Select from the records below every line that has the word "conditions" in it.
---- Data records
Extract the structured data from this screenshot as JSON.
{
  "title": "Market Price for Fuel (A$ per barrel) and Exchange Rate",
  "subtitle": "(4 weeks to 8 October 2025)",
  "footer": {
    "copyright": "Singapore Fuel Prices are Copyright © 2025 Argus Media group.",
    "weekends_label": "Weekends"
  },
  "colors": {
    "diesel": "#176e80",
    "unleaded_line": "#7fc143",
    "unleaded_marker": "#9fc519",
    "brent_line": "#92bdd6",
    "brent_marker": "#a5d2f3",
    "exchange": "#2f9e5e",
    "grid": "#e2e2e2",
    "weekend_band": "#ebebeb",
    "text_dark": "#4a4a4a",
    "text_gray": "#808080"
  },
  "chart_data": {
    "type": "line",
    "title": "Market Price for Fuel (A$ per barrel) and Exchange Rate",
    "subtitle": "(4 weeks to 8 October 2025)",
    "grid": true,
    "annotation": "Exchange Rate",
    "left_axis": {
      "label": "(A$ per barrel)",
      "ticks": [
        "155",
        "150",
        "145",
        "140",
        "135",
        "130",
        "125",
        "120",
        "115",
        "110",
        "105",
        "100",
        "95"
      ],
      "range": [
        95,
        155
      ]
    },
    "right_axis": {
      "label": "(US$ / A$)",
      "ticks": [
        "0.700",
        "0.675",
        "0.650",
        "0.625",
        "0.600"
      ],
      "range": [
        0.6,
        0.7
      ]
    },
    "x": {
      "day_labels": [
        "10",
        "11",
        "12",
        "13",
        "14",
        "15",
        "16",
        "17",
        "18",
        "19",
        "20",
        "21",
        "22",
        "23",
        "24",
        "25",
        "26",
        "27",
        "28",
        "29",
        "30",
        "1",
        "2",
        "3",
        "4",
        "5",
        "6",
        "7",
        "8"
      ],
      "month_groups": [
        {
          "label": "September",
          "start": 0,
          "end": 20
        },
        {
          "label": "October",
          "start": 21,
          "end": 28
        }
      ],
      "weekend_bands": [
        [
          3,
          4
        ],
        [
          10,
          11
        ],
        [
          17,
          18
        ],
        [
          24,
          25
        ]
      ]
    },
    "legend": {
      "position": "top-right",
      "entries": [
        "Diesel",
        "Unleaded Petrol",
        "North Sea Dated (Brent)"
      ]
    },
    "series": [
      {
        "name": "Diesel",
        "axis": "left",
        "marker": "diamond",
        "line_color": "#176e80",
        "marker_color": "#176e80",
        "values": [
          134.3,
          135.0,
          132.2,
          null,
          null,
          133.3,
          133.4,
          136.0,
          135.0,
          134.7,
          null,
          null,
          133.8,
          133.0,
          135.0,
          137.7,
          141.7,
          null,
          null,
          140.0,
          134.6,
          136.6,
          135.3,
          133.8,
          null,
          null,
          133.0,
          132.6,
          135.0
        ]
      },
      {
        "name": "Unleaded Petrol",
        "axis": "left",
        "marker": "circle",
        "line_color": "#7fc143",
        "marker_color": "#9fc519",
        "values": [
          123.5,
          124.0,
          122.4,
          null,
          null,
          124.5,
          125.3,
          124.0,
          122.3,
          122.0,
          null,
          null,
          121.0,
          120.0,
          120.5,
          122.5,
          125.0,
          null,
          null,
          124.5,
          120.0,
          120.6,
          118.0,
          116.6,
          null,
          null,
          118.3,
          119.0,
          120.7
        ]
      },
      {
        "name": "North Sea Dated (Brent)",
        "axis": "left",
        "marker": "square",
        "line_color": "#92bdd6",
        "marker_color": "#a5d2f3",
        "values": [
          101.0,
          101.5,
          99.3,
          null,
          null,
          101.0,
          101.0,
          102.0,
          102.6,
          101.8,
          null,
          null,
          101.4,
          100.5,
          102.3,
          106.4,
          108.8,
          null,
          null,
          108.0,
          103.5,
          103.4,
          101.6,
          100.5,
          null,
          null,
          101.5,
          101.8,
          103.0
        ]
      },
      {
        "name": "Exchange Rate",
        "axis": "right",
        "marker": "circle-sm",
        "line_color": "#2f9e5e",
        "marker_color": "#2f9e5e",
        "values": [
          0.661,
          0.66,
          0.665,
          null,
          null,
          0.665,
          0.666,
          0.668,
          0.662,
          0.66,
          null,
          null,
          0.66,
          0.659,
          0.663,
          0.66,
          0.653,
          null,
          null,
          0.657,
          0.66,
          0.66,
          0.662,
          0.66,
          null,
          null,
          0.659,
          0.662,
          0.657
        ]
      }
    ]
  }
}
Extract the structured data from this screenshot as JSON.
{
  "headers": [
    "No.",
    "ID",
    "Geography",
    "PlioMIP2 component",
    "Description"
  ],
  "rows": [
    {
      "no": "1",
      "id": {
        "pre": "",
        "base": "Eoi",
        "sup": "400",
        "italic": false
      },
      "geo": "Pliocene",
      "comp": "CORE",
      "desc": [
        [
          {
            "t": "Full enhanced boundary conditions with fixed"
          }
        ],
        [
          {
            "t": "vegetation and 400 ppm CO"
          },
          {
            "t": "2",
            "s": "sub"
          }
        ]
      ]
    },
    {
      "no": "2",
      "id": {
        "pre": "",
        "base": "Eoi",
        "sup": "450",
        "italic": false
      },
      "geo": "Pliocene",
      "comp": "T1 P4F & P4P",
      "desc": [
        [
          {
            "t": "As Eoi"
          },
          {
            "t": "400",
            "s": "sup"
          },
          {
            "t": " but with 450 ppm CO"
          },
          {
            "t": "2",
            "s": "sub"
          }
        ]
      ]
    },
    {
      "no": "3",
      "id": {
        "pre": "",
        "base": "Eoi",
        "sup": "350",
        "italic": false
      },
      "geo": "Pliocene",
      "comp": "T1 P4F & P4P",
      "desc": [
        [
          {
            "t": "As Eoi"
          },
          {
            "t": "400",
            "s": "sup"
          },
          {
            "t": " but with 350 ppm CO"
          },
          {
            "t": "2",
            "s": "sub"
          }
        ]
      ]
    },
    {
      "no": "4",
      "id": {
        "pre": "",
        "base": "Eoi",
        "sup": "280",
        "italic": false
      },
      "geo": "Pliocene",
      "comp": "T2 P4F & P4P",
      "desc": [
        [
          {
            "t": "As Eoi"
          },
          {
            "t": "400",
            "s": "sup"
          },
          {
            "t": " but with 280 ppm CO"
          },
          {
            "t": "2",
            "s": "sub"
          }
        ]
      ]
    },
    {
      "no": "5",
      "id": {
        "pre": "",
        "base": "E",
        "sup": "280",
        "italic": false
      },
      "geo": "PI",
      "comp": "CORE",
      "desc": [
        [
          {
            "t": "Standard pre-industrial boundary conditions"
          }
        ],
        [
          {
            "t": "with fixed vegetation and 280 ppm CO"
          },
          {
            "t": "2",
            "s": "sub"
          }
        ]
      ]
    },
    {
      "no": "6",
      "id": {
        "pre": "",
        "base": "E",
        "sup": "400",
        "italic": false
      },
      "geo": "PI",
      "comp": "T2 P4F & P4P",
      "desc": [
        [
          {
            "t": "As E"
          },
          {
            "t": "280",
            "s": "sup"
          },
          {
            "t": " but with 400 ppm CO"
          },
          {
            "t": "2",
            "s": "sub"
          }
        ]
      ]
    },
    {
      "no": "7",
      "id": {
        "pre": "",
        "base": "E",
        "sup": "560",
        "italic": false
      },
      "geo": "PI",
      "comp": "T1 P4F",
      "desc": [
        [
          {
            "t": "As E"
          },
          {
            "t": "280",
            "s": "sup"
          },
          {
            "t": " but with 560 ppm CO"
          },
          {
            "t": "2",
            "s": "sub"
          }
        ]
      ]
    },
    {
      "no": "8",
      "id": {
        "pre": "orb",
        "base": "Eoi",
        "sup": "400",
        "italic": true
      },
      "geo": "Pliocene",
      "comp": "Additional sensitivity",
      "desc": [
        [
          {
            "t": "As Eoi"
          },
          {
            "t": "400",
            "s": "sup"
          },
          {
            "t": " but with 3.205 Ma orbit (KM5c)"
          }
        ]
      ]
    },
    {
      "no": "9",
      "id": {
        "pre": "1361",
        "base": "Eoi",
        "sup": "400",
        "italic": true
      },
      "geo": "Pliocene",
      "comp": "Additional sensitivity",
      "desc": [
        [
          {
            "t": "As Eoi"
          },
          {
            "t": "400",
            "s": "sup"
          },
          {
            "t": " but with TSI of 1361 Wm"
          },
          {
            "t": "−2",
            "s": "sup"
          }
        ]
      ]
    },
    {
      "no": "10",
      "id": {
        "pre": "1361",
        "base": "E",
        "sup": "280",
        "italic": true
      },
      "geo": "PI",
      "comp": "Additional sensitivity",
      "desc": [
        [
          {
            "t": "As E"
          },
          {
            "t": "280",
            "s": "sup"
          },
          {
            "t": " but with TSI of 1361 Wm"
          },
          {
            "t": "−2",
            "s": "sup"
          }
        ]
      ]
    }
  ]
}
--------
#### Answer in full
            "t": "Full enhanced boundary conditions with fixed"
            "t": "Standard pre-industrial boundary conditions"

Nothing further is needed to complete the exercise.